Required task: Return each line of the data below verbatim; pictures are to be left out.
# START OF Exercise materials
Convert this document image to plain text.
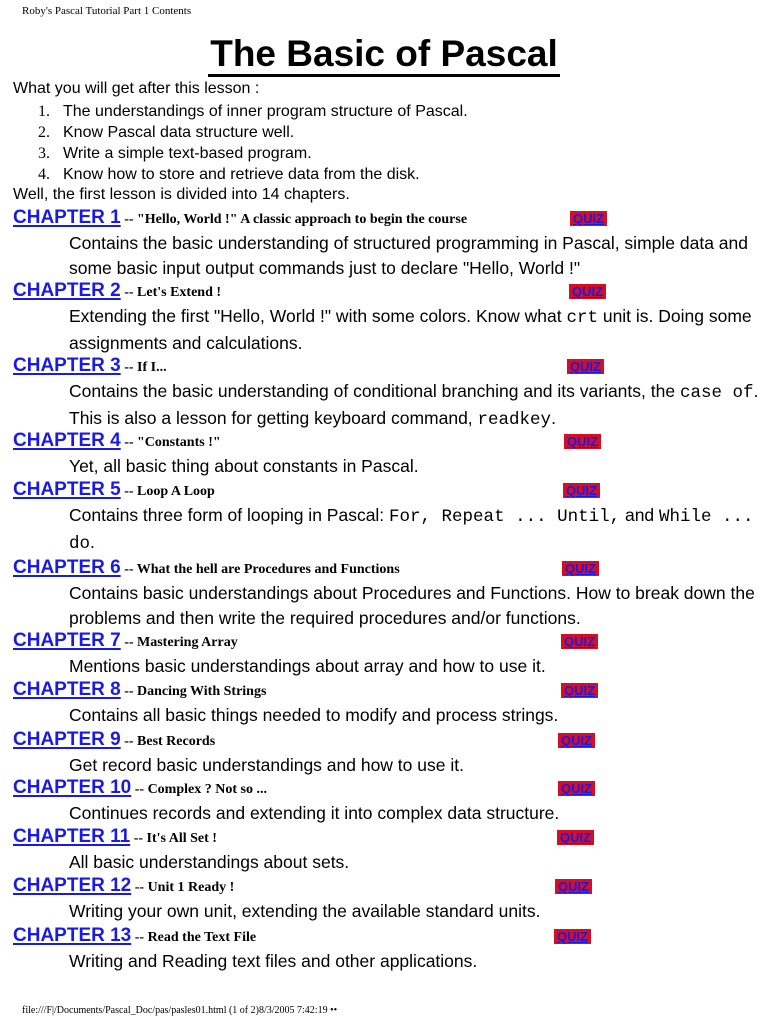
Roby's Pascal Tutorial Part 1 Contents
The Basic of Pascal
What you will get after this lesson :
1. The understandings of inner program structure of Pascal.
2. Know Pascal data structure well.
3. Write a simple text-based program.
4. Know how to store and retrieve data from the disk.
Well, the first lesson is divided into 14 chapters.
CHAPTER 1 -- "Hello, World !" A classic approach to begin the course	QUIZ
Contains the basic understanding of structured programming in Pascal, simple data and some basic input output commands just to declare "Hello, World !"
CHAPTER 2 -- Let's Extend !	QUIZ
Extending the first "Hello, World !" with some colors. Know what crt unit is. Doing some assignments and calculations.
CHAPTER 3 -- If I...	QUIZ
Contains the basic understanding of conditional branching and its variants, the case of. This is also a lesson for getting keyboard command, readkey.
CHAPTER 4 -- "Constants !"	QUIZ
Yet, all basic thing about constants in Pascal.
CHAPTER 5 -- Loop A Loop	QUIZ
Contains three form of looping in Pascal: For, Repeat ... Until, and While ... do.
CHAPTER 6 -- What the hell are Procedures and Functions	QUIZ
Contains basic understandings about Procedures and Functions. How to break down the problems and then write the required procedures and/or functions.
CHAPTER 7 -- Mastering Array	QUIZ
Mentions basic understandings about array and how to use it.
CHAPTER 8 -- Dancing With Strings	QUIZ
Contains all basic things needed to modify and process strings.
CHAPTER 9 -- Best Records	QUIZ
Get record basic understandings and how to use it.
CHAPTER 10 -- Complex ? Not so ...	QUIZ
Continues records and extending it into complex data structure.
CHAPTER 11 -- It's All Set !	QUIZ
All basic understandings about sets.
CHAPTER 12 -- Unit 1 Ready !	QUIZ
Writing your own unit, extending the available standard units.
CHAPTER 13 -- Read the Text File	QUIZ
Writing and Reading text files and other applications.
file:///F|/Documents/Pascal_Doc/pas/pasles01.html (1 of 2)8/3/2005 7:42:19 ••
# END OF Exercise materials
Final result:
Convert this document image to plain text.
Roby's Pascal Tutorial Part 1 Contents
The Basic of Pascal
What you will get after this lesson :
1. The understandings of inner program structure of Pascal.
2. Know Pascal data structure well.
3. Write a simple text-based program.
4. Know how to store and retrieve data from the disk.
Well, the first lesson is divided into 14 chapters.
CHAPTER 1 -- "Hello, World !" A classic approach to begin the course	QUIZ
Contains the basic understanding of structured programming in Pascal, simple data and some basic input output commands just to declare "Hello, World !"
CHAPTER 2 -- Let's Extend !	QUIZ
Extending the first "Hello, World !" with some colors. Know what crt unit is. Doing some assignments and calculations.
CHAPTER 3 -- If I...	QUIZ
Contains the basic understanding of conditional branching and its variants, the case of. This is also a lesson for getting keyboard command, readkey.
CHAPTER 4 -- "Constants !"	QUIZ
Yet, all basic thing about constants in Pascal.
CHAPTER 5 -- Loop A Loop	QUIZ
Contains three form of looping in Pascal: For, Repeat ... Until, and While ... do.
CHAPTER 6 -- What the hell are Procedures and Functions	QUIZ
Contains basic understandings about Procedures and Functions. How to break down the problems and then write the required procedures and/or functions.
CHAPTER 7 -- Mastering Array	QUIZ
Mentions basic understandings about array and how to use it.
CHAPTER 8 -- Dancing With Strings	QUIZ
Contains all basic things needed to modify and process strings.
CHAPTER 9 -- Best Records	QUIZ
Get record basic understandings and how to use it.
CHAPTER 10 -- Complex ? Not so ...	QUIZ
Continues records and extending it into complex data structure.
CHAPTER 11 -- It's All Set !	QUIZ
All basic understandings about sets.
CHAPTER 12 -- Unit 1 Ready !	QUIZ
Writing your own unit, extending the available standard units.
CHAPTER 13 -- Read the Text File	QUIZ
Writing and Reading text files and other applications.
file:///F|/Documents/Pascal_Doc/pas/pasles01.html (1 of 2)8/3/2005 7:42:19 ••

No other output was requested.